Work to do
Copy nothing but the text: repeat each entry exactly and drop the images.

====== Information given

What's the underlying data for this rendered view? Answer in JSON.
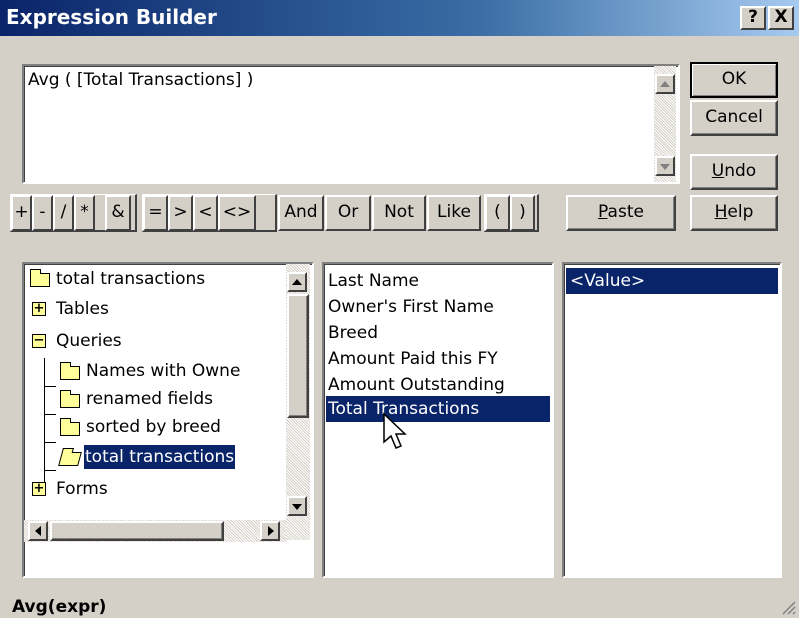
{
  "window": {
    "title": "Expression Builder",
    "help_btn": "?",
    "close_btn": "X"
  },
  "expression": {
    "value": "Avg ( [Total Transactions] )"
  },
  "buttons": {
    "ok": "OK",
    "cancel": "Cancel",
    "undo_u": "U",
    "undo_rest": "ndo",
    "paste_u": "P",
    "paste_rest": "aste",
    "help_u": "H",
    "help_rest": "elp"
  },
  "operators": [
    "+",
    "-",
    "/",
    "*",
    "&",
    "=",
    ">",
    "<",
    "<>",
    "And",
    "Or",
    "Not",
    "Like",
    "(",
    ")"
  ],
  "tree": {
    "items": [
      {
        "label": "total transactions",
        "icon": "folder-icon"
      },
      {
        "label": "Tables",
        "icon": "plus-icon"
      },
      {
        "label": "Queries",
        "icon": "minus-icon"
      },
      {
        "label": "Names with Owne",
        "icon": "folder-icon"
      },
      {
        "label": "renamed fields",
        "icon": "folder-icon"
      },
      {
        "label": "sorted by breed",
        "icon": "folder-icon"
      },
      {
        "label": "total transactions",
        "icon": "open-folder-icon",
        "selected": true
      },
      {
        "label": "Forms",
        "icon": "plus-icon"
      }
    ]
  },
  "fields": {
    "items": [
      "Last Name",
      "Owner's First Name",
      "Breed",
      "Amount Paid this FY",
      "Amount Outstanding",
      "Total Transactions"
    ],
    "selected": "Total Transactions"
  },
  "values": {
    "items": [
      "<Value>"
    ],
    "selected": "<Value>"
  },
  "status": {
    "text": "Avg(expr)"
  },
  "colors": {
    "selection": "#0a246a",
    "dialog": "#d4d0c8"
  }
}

============

Task solution
What's the underlying data for this rendered view? Answer in JSON.
{
  "window": {
    "title": "Expression Builder",
    "help_btn": "?",
    "close_btn": "X"
  },
  "expression": {
    "value": "Avg ( [Total Transactions] )"
  },
  "buttons": {
    "ok": "OK",
    "cancel": "Cancel",
    "undo_u": "U",
    "undo_rest": "ndo",
    "paste_u": "P",
    "paste_rest": "aste",
    "help_u": "H",
    "help_rest": "elp"
  },
  "operators": [
    "+",
    "-",
    "/",
    "*",
    "&",
    "=",
    ">",
    "<",
    "<>",
    "And",
    "Or",
    "Not",
    "Like",
    "(",
    ")"
  ],
  "tree": {
    "items": [
      {
        "label": "total transactions",
        "icon": "folder-icon"
      },
      {
        "label": "Tables",
        "icon": "plus-icon"
      },
      {
        "label": "Queries",
        "icon": "minus-icon"
      },
      {
        "label": "Names with Owne",
        "icon": "folder-icon"
      },
      {
        "label": "renamed fields",
        "icon": "folder-icon"
      },
      {
        "label": "sorted by breed",
        "icon": "folder-icon"
      },
      {
        "label": "total transactions",
        "icon": "open-folder-icon",
        "selected": true
      },
      {
        "label": "Forms",
        "icon": "plus-icon"
      }
    ]
  },
  "fields": {
    "items": [
      "Last Name",
      "Owner's First Name",
      "Breed",
      "Amount Paid this FY",
      "Amount Outstanding",
      "Total Transactions"
    ],
    "selected": "Total Transactions"
  },
  "values": {
    "items": [
      "<Value>"
    ],
    "selected": "<Value>"
  },
  "status": {
    "text": "Avg(expr)"
  },
  "colors": {
    "selection": "#0a246a",
    "dialog": "#d4d0c8"
  }
}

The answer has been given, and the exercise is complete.